Data listing:
■ ■ ■
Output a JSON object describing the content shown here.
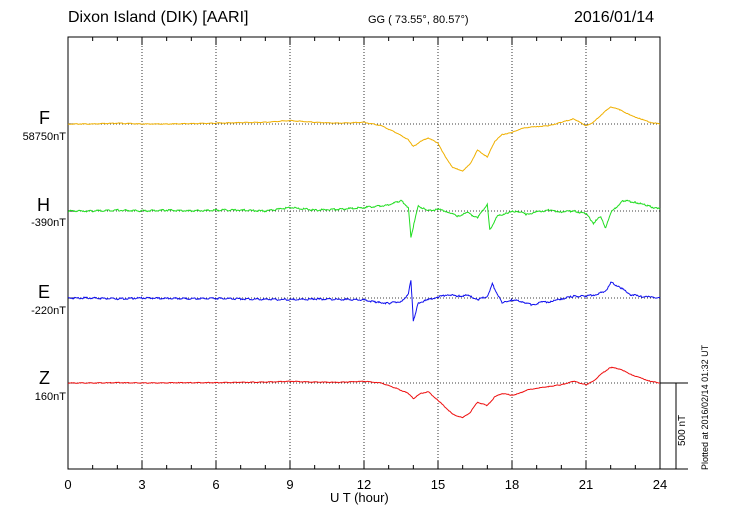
{
  "header": {
    "title": "Dixon Island (DIK)  [AARI]",
    "coords": "GG ( 73.55°,  80.57°)",
    "date": "2016/01/14"
  },
  "footer": {
    "xlabel": "U T (hour)",
    "plotted": "Plotted at 2016/02/14 01:32 UT",
    "scale_label": "500 nT"
  },
  "channels": [
    {
      "name": "F",
      "base": "58750nT",
      "color": "#f0b000"
    },
    {
      "name": "H",
      "base": "-390nT",
      "color": "#22dd22"
    },
    {
      "name": "E",
      "base": "-220nT",
      "color": "#1010ee"
    },
    {
      "name": "Z",
      "base": "160nT",
      "color": "#ee1010"
    }
  ],
  "chart_data": {
    "type": "line",
    "xlabel": "U T (hour)",
    "xlim": [
      0,
      24
    ],
    "x_ticks": [
      "0",
      "3",
      "6",
      "9",
      "12",
      "15",
      "18",
      "21",
      "24"
    ],
    "scale_nT": 500,
    "series": [
      {
        "name": "F",
        "unit": "nT",
        "x": [
          0,
          1,
          2,
          3,
          4,
          5,
          6,
          7,
          8,
          9,
          10,
          11,
          12,
          12.7,
          13.3,
          13.8,
          14.0,
          14.3,
          14.6,
          15.0,
          15.3,
          15.6,
          16.0,
          16.3,
          16.6,
          17.0,
          17.3,
          17.6,
          18.0,
          18.3,
          18.6,
          19.0,
          19.5,
          20.0,
          20.5,
          21.0,
          21.3,
          21.6,
          22.0,
          22.4,
          22.8,
          23.2,
          23.6,
          24
        ],
        "y": [
          58750,
          58750,
          58755,
          58750,
          58750,
          58752,
          58755,
          58758,
          58760,
          58770,
          58760,
          58755,
          58760,
          58740,
          58700,
          58660,
          58620,
          58650,
          58670,
          58640,
          58560,
          58500,
          58480,
          58520,
          58600,
          58560,
          58650,
          58690,
          58700,
          58720,
          58730,
          58735,
          58740,
          58760,
          58780,
          58740,
          58760,
          58800,
          58850,
          58830,
          58800,
          58780,
          58760,
          58750
        ]
      },
      {
        "name": "H",
        "unit": "nT",
        "x": [
          0,
          1,
          2,
          3,
          4,
          5,
          6,
          7,
          8,
          9,
          10,
          11,
          12,
          13,
          13.5,
          13.8,
          13.9,
          14.2,
          14.6,
          15.0,
          15.4,
          15.8,
          16.2,
          16.6,
          17.0,
          17.1,
          17.4,
          17.8,
          18.2,
          18.6,
          19.0,
          19.5,
          20.0,
          20.5,
          21.0,
          21.3,
          21.6,
          21.8,
          22.0,
          22.5,
          23.0,
          23.5,
          24
        ],
        "y": [
          -390,
          -390,
          -385,
          -390,
          -385,
          -390,
          -385,
          -385,
          -390,
          -370,
          -385,
          -380,
          -370,
          -355,
          -330,
          -370,
          -540,
          -360,
          -390,
          -380,
          -395,
          -420,
          -400,
          -430,
          -350,
          -500,
          -420,
          -400,
          -390,
          -410,
          -395,
          -385,
          -395,
          -390,
          -405,
          -460,
          -420,
          -490,
          -400,
          -330,
          -340,
          -360,
          -380
        ]
      },
      {
        "name": "E",
        "unit": "nT",
        "x": [
          0,
          1,
          2,
          3,
          4,
          5,
          6,
          7,
          8,
          9,
          10,
          11,
          12,
          12.5,
          13.0,
          13.5,
          13.8,
          13.9,
          14.0,
          14.2,
          14.6,
          15.0,
          15.4,
          15.8,
          16.2,
          16.6,
          17.0,
          17.2,
          17.6,
          18.0,
          18.4,
          18.8,
          19.2,
          19.6,
          20.0,
          20.5,
          21.0,
          21.4,
          21.8,
          22.0,
          22.4,
          22.8,
          23.2,
          23.6,
          24
        ],
        "y": [
          -220,
          -220,
          -225,
          -220,
          -222,
          -224,
          -222,
          -225,
          -228,
          -230,
          -226,
          -228,
          -230,
          -245,
          -250,
          -240,
          -200,
          -115,
          -350,
          -250,
          -230,
          -215,
          -200,
          -210,
          -205,
          -230,
          -210,
          -140,
          -250,
          -230,
          -240,
          -260,
          -245,
          -240,
          -225,
          -210,
          -210,
          -200,
          -180,
          -130,
          -160,
          -200,
          -210,
          -215,
          -220
        ]
      },
      {
        "name": "Z",
        "unit": "nT",
        "x": [
          0,
          1,
          2,
          3,
          4,
          5,
          6,
          7,
          8,
          9,
          10,
          11,
          12,
          12.7,
          13.3,
          13.8,
          14.0,
          14.3,
          14.6,
          15.0,
          15.3,
          15.6,
          16.0,
          16.3,
          16.6,
          17.0,
          17.3,
          17.6,
          18.0,
          18.3,
          18.6,
          19.0,
          19.5,
          20.0,
          20.5,
          21.0,
          21.3,
          21.6,
          22.0,
          22.4,
          22.8,
          23.2,
          23.6,
          24
        ],
        "y": [
          160,
          160,
          162,
          160,
          161,
          162,
          162,
          164,
          165,
          170,
          165,
          164,
          170,
          160,
          130,
          100,
          70,
          100,
          110,
          60,
          20,
          -20,
          -40,
          -10,
          50,
          30,
          80,
          100,
          90,
          100,
          120,
          130,
          140,
          150,
          170,
          150,
          170,
          210,
          250,
          240,
          210,
          190,
          170,
          160
        ]
      }
    ]
  }
}
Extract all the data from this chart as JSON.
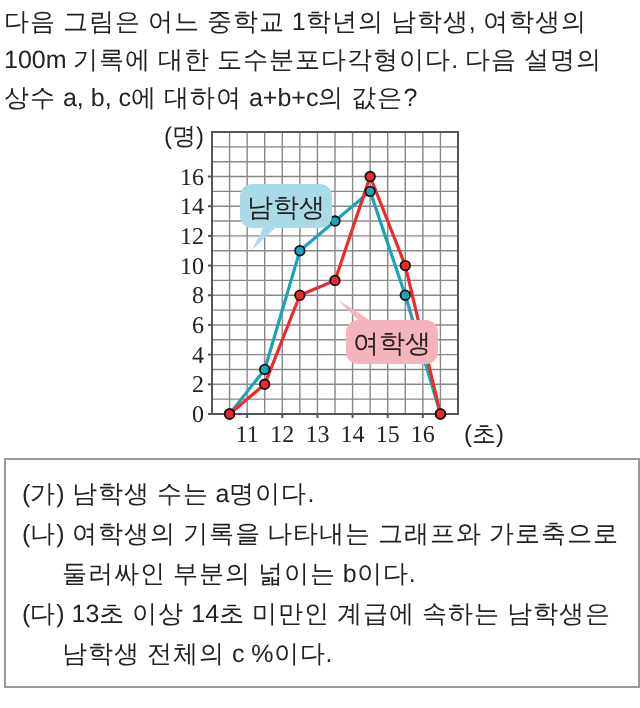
{
  "chart_data": {
    "type": "line",
    "title": "다음 그림은 어느 중학교 1학년의 남학생, 여학생의 100m 기록에 대한 도수분포다각형이다. 다음 설명의 상수 a, b, c에 대하여 a+b+c의 값은?",
    "xlabel": "(초)",
    "ylabel": "(명)",
    "x": [
      10.5,
      11.5,
      12.5,
      13.5,
      14.5,
      15.5,
      16.5
    ],
    "series": [
      {
        "name": "남학생",
        "color": "#1ba3b8",
        "values": [
          0,
          3,
          11,
          13,
          15,
          8,
          0
        ]
      },
      {
        "name": "여학생",
        "color": "#ee2a2a",
        "values": [
          0,
          2,
          8,
          9,
          16,
          10,
          0
        ]
      }
    ],
    "xlim": [
      10,
      17
    ],
    "ylim": [
      0,
      19
    ],
    "xticks": [
      11,
      12,
      13,
      14,
      15,
      16
    ],
    "yticks": [
      0,
      2,
      4,
      6,
      8,
      10,
      12,
      14,
      16
    ],
    "grid": true,
    "legend": "bottom right",
    "marker": "circle",
    "annotations": [
      "(가) 남학생 수는 a명이다.",
      "(나) 여학생의 기록을 나타내는 그래프와 가로축으로 둘러싸인 부분의 넓이는 b이다.",
      "(다) 13초 이상 14초 미만인 계급에 속하는 남학생은 남학생 전체의 c %이다."
    ]
  }
}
■ ■ ■
The task: Pick every line with "title" in it and copy it.

Task output:
    "title": "Dixon Island (DIK)  [AARI]",
    "title": "다음 그림은 어느 중학교 1학년의 남학생, 여학생의 100m 기록에 대한 도수분포다각형이다. 다음 설명의 상수 a, b, c에 대하여 a+b+c의 값은?",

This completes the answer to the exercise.